THE PROBLEM: Copy every line of the listing exactly.

── AVAILABLE DATA

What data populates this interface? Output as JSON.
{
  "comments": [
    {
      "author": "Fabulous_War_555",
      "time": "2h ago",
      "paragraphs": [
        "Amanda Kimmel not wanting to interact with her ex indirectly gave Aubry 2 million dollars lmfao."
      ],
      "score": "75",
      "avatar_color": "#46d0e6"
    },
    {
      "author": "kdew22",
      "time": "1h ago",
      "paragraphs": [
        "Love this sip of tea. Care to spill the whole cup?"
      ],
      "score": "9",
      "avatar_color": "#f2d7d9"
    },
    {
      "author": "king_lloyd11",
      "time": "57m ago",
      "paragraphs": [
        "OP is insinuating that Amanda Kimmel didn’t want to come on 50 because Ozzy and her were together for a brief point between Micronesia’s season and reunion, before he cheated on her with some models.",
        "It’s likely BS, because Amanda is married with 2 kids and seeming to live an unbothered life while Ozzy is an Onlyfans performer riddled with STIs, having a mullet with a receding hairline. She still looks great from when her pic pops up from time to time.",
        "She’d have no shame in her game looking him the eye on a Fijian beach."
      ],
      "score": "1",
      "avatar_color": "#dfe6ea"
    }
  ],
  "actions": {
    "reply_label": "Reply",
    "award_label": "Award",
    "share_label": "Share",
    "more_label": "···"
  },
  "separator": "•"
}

────

SOLVED EXERCISE:
What data populates this interface? Output as JSON.
{
  "comments": [
    {
      "author": "Fabulous_War_555",
      "time": "2h ago",
      "paragraphs": [
        "Amanda Kimmel not wanting to interact with her ex indirectly gave Aubry 2 million dollars lmfao."
      ],
      "score": "75",
      "avatar_color": "#46d0e6"
    },
    {
      "author": "kdew22",
      "time": "1h ago",
      "paragraphs": [
        "Love this sip of tea. Care to spill the whole cup?"
      ],
      "score": "9",
      "avatar_color": "#f2d7d9"
    },
    {
      "author": "king_lloyd11",
      "time": "57m ago",
      "paragraphs": [
        "OP is insinuating that Amanda Kimmel didn’t want to come on 50 because Ozzy and her were together for a brief point between Micronesia’s season and reunion, before he cheated on her with some models.",
        "It’s likely BS, because Amanda is married with 2 kids and seeming to live an unbothered life while Ozzy is an Onlyfans performer riddled with STIs, having a mullet with a receding hairline. She still looks great from when her pic pops up from time to time.",
        "She’d have no shame in her game looking him the eye on a Fijian beach."
      ],
      "score": "1",
      "avatar_color": "#dfe6ea"
    }
  ],
  "actions": {
    "reply_label": "Reply",
    "award_label": "Award",
    "share_label": "Share",
    "more_label": "···"
  },
  "separator": "•"
}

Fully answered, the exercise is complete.